Render every line of the listing below as a JSON list of strings, one string per line, omitting blank lines. Leave the pictures out of the answer.

• • • •

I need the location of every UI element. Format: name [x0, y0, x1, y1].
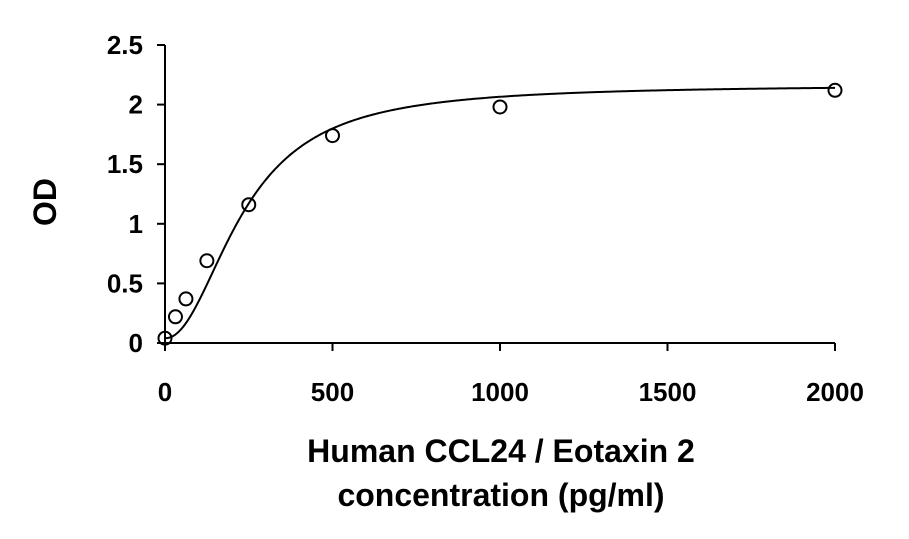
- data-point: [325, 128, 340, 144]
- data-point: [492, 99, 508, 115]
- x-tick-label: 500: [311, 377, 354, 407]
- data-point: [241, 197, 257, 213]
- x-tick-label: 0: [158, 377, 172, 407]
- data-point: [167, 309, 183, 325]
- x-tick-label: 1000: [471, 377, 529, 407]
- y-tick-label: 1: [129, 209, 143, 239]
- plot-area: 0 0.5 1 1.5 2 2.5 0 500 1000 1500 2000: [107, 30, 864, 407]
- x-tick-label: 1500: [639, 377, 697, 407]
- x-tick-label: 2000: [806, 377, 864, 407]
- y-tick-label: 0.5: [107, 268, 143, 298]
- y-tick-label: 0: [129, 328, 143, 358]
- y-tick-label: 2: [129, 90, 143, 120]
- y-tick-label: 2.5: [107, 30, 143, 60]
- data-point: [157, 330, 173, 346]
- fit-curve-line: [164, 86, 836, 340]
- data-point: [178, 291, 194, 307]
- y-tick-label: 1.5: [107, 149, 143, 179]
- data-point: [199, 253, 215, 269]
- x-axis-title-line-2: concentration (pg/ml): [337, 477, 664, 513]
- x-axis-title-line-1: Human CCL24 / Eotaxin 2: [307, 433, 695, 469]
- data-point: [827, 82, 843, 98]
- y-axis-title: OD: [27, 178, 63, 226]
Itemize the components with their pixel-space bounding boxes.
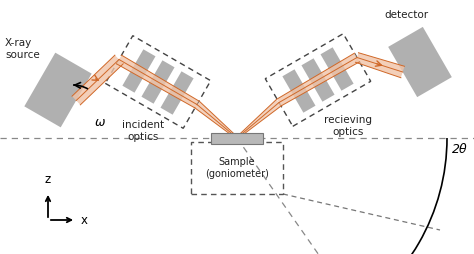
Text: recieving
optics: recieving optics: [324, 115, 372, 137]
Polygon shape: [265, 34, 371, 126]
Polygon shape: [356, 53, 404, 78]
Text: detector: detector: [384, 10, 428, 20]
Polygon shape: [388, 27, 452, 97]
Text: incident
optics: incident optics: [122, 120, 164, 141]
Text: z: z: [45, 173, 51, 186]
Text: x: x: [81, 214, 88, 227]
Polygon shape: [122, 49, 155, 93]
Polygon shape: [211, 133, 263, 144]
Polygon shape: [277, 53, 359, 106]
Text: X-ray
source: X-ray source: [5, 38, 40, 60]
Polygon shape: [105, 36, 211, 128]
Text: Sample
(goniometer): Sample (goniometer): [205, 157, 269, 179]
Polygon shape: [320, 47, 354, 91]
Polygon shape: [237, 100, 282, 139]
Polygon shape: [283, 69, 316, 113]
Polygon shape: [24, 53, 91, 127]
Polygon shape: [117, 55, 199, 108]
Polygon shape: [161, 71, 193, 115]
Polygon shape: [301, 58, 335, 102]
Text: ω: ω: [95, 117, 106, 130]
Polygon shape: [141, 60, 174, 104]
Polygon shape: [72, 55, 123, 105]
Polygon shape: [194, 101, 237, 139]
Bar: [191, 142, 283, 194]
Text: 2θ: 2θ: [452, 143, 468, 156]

• • • •

Written solution:
[
  "I need the location of every UI element. Format: name [x0, y0, x1, y1].",
  "- data-point: [325, 128, 340, 144]",
  "- data-point: [492, 99, 508, 115]",
  "- x-tick-label: 500: [311, 377, 354, 407]",
  "- data-point: [241, 197, 257, 213]",
  "- x-tick-label: 0: [158, 377, 172, 407]",
  "- data-point: [167, 309, 183, 325]",
  "- x-tick-label: 1000: [471, 377, 529, 407]",
  "- y-tick-label: 1: [129, 209, 143, 239]",
  "- plot-area: 0 0.5 1 1.5 2 2.5 0 500 1000 1500 2000: [107, 30, 864, 407]",
  "- x-tick-label: 1500: [639, 377, 697, 407]",
  "- x-tick-label: 2000: [806, 377, 864, 407]",
  "- y-tick-label: 0.5: [107, 268, 143, 298]",
  "- y-tick-label: 0: [129, 328, 143, 358]",
  "- y-tick-label: 2: [129, 90, 143, 120]",
  "- y-tick-label: 2.5: [107, 30, 143, 60]",
  "- data-point: [157, 330, 173, 346]",
  "- fit-curve-line: [164, 86, 836, 340]",
  "- data-point: [178, 291, 194, 307]",
  "- y-tick-label: 1.5: [107, 149, 143, 179]",
  "- data-point: [199, 253, 215, 269]",
  "- x-axis-title-line-2: concentration (pg/ml): [337, 477, 664, 513]",
  "- x-axis-title-line-1: Human CCL24 / Eotaxin 2: [307, 433, 695, 469]",
  "- data-point: [827, 82, 843, 98]",
  "- y-axis-title: OD: [27, 178, 63, 226]",
  "Itemize the components with their pixel-space bounding boxes.",
  "Text: recieving",
  "optics: recieving optics: [324, 115, 372, 137]",
  "Polygon shape: [265, 34, 371, 126]",
  "Polygon shape: [356, 53, 404, 78]",
  "Text: detector: detector: [384, 10, 428, 20]",
  "Polygon shape: [388, 27, 452, 97]",
  "Text: incident",
  "optics: incident optics: [122, 120, 164, 141]",
  "Text: z: z: [45, 173, 51, 186]",
  "Text: x: x: [81, 214, 88, 227]",
  "Polygon shape: [122, 49, 155, 93]",
  "Polygon shape: [211, 133, 263, 144]",
  "Polygon shape: [277, 53, 359, 106]",
  "Text: X-ray",
  "source: X-ray source: [5, 38, 40, 60]",
  "Polygon shape: [105, 36, 211, 128]",
  "Text: Sample",
  "(goniometer): Sample (goniometer): [205, 157, 269, 179]",
  "Polygon shape: [320, 47, 354, 91]",
  "Polygon shape: [237, 100, 282, 139]",
  "Polygon shape: [283, 69, 316, 113]",
  "Polygon shape: [24, 53, 91, 127]",
  "Polygon shape: [117, 55, 199, 108]",
  "Polygon shape: [161, 71, 193, 115]",
  "Polygon shape: [301, 58, 335, 102]",
  "Text: ω: ω: [95, 117, 106, 130]",
  "Polygon shape: [141, 60, 174, 104]",
  "Polygon shape: [72, 55, 123, 105]",
  "Polygon shape: [194, 101, 237, 139]",
  "Bar: [191, 142, 283, 194]",
  "Text: 2θ: 2θ: [452, 143, 468, 156]"
]